Exercise data start

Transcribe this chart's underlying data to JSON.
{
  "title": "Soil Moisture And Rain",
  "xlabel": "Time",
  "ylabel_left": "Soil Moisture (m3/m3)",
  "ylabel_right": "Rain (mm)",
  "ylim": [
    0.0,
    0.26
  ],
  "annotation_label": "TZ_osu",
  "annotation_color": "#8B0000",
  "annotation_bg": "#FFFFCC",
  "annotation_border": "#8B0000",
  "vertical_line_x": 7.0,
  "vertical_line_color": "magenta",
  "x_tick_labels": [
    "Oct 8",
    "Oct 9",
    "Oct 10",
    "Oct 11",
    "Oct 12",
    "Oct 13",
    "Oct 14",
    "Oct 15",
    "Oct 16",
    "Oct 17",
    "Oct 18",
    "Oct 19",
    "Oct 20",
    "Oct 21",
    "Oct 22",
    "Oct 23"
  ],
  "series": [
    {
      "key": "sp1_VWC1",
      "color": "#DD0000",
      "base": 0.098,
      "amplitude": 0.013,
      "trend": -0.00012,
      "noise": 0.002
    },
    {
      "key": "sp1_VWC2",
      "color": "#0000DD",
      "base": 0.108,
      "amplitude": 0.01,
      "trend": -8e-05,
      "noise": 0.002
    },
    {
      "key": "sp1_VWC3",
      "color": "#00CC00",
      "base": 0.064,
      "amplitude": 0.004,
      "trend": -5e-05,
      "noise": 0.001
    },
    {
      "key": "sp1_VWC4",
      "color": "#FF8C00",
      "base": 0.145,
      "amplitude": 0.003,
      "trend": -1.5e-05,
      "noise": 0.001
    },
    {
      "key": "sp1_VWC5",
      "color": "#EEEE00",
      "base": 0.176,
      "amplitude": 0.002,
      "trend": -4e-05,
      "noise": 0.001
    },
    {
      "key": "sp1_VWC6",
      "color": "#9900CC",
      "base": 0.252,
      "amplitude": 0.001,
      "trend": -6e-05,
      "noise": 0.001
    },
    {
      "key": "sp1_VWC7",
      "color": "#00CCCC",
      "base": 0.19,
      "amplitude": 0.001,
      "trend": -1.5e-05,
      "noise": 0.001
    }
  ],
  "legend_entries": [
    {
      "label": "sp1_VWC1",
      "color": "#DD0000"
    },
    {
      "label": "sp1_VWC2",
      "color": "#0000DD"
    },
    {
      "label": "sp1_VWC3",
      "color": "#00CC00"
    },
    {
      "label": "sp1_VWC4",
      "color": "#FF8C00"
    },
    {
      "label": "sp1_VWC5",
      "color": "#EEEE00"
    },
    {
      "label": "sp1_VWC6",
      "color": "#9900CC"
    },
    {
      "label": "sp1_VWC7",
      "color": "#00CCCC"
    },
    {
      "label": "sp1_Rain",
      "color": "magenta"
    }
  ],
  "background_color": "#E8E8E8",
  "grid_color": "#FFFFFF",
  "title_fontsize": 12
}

Exercise data end

> Goal of the exercise
Reproduce the material precisely, including every line.

> Reply
Transcribe this chart's underlying data to JSON.
{
  "title": "Soil Moisture And Rain",
  "xlabel": "Time",
  "ylabel_left": "Soil Moisture (m3/m3)",
  "ylabel_right": "Rain (mm)",
  "ylim": [
    0.0,
    0.26
  ],
  "annotation_label": "TZ_osu",
  "annotation_color": "#8B0000",
  "annotation_bg": "#FFFFCC",
  "annotation_border": "#8B0000",
  "vertical_line_x": 7.0,
  "vertical_line_color": "magenta",
  "x_tick_labels": [
    "Oct 8",
    "Oct 9",
    "Oct 10",
    "Oct 11",
    "Oct 12",
    "Oct 13",
    "Oct 14",
    "Oct 15",
    "Oct 16",
    "Oct 17",
    "Oct 18",
    "Oct 19",
    "Oct 20",
    "Oct 21",
    "Oct 22",
    "Oct 23"
  ],
  "series": [
    {
      "key": "sp1_VWC1",
      "color": "#DD0000",
      "base": 0.098,
      "amplitude": 0.013,
      "trend": -0.00012,
      "noise": 0.002
    },
    {
      "key": "sp1_VWC2",
      "color": "#0000DD",
      "base": 0.108,
      "amplitude": 0.01,
      "trend": -8e-05,
      "noise": 0.002
    },
    {
      "key": "sp1_VWC3",
      "color": "#00CC00",
      "base": 0.064,
      "amplitude": 0.004,
      "trend": -5e-05,
      "noise": 0.001
    },
    {
      "key": "sp1_VWC4",
      "color": "#FF8C00",
      "base": 0.145,
      "amplitude": 0.003,
      "trend": -1.5e-05,
      "noise": 0.001
    },
    {
      "key": "sp1_VWC5",
      "color": "#EEEE00",
      "base": 0.176,
      "amplitude": 0.002,
      "trend": -4e-05,
      "noise": 0.001
    },
    {
      "key": "sp1_VWC6",
      "color": "#9900CC",
      "base": 0.252,
      "amplitude": 0.001,
      "trend": -6e-05,
      "noise": 0.001
    },
    {
      "key": "sp1_VWC7",
      "color": "#00CCCC",
      "base": 0.19,
      "amplitude": 0.001,
      "trend": -1.5e-05,
      "noise": 0.001
    }
  ],
  "legend_entries": [
    {
      "label": "sp1_VWC1",
      "color": "#DD0000"
    },
    {
      "label": "sp1_VWC2",
      "color": "#0000DD"
    },
    {
      "label": "sp1_VWC3",
      "color": "#00CC00"
    },
    {
      "label": "sp1_VWC4",
      "color": "#FF8C00"
    },
    {
      "label": "sp1_VWC5",
      "color": "#EEEE00"
    },
    {
      "label": "sp1_VWC6",
      "color": "#9900CC"
    },
    {
      "label": "sp1_VWC7",
      "color": "#00CCCC"
    },
    {
      "label": "sp1_Rain",
      "color": "magenta"
    }
  ],
  "background_color": "#E8E8E8",
  "grid_color": "#FFFFFF",
  "title_fontsize": 12
}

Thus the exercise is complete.